Short problem
The records below should be written out again, exactly.

--- START Data supplied ---

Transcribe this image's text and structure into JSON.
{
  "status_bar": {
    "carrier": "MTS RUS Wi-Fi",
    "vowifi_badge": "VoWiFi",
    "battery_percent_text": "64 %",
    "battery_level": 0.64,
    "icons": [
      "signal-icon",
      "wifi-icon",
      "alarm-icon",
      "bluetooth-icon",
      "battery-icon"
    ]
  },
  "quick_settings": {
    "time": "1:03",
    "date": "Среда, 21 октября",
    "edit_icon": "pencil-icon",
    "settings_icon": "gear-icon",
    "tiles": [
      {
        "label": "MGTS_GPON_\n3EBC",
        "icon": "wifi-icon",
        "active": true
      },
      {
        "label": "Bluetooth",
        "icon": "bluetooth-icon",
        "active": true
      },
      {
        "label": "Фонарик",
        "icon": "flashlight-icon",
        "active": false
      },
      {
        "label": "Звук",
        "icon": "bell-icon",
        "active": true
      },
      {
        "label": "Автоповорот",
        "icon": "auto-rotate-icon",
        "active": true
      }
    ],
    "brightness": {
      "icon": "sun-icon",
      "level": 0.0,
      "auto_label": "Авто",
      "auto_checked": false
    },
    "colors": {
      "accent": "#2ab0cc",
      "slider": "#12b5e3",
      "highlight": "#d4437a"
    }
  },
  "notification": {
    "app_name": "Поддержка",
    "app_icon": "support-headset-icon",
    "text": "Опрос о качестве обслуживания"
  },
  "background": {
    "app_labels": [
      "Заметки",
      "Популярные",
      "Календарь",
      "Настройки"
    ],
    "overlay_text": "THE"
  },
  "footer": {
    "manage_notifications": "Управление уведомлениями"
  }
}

--- END Data supplied ---

Final result
Transcribe this image's text and structure into JSON.
{
  "status_bar": {
    "carrier": "MTS RUS Wi-Fi",
    "vowifi_badge": "VoWiFi",
    "battery_percent_text": "64 %",
    "battery_level": 0.64,
    "icons": [
      "signal-icon",
      "wifi-icon",
      "alarm-icon",
      "bluetooth-icon",
      "battery-icon"
    ]
  },
  "quick_settings": {
    "time": "1:03",
    "date": "Среда, 21 октября",
    "edit_icon": "pencil-icon",
    "settings_icon": "gear-icon",
    "tiles": [
      {
        "label": "MGTS_GPON_\n3EBC",
        "icon": "wifi-icon",
        "active": true
      },
      {
        "label": "Bluetooth",
        "icon": "bluetooth-icon",
        "active": true
      },
      {
        "label": "Фонарик",
        "icon": "flashlight-icon",
        "active": false
      },
      {
        "label": "Звук",
        "icon": "bell-icon",
        "active": true
      },
      {
        "label": "Автоповорот",
        "icon": "auto-rotate-icon",
        "active": true
      }
    ],
    "brightness": {
      "icon": "sun-icon",
      "level": 0.0,
      "auto_label": "Авто",
      "auto_checked": false
    },
    "colors": {
      "accent": "#2ab0cc",
      "slider": "#12b5e3",
      "highlight": "#d4437a"
    }
  },
  "notification": {
    "app_name": "Поддержка",
    "app_icon": "support-headset-icon",
    "text": "Опрос о качестве обслуживания"
  },
  "background": {
    "app_labels": [
      "Заметки",
      "Популярные",
      "Календарь",
      "Настройки"
    ],
    "overlay_text": "THE"
  },
  "footer": {
    "manage_notifications": "Управление уведомлениями"
  }
}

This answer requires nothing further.